- **Task prompt**
Write out all of the records precisely. Skip anything that is a picture.

- **Extracted records**
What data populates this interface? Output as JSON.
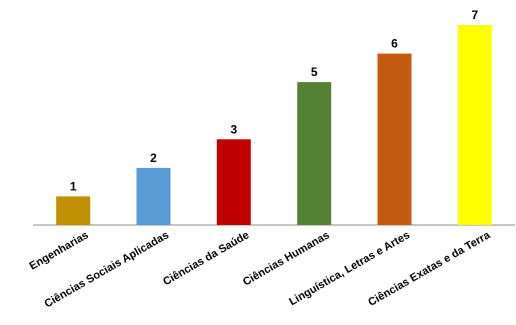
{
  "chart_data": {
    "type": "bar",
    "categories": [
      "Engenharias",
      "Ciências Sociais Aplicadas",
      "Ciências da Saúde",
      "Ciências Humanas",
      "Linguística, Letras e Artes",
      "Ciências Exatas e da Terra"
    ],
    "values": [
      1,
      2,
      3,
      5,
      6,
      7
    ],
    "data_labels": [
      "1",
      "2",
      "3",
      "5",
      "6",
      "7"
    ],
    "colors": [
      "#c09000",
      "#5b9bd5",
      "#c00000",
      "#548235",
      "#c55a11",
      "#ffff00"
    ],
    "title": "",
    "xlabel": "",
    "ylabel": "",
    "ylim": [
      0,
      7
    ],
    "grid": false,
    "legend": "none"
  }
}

- **Expected answer**
What data populates this interface? Output as JSON.
{
  "chart_data": {
    "type": "bar",
    "categories": [
      "Engenharias",
      "Ciências Sociais Aplicadas",
      "Ciências da Saúde",
      "Ciências Humanas",
      "Linguística, Letras e Artes",
      "Ciências Exatas e da Terra"
    ],
    "values": [
      1,
      2,
      3,
      5,
      6,
      7
    ],
    "data_labels": [
      "1",
      "2",
      "3",
      "5",
      "6",
      "7"
    ],
    "colors": [
      "#c09000",
      "#5b9bd5",
      "#c00000",
      "#548235",
      "#c55a11",
      "#ffff00"
    ],
    "title": "",
    "xlabel": "",
    "ylabel": "",
    "ylim": [
      0,
      7
    ],
    "grid": false,
    "legend": "none"
  }
}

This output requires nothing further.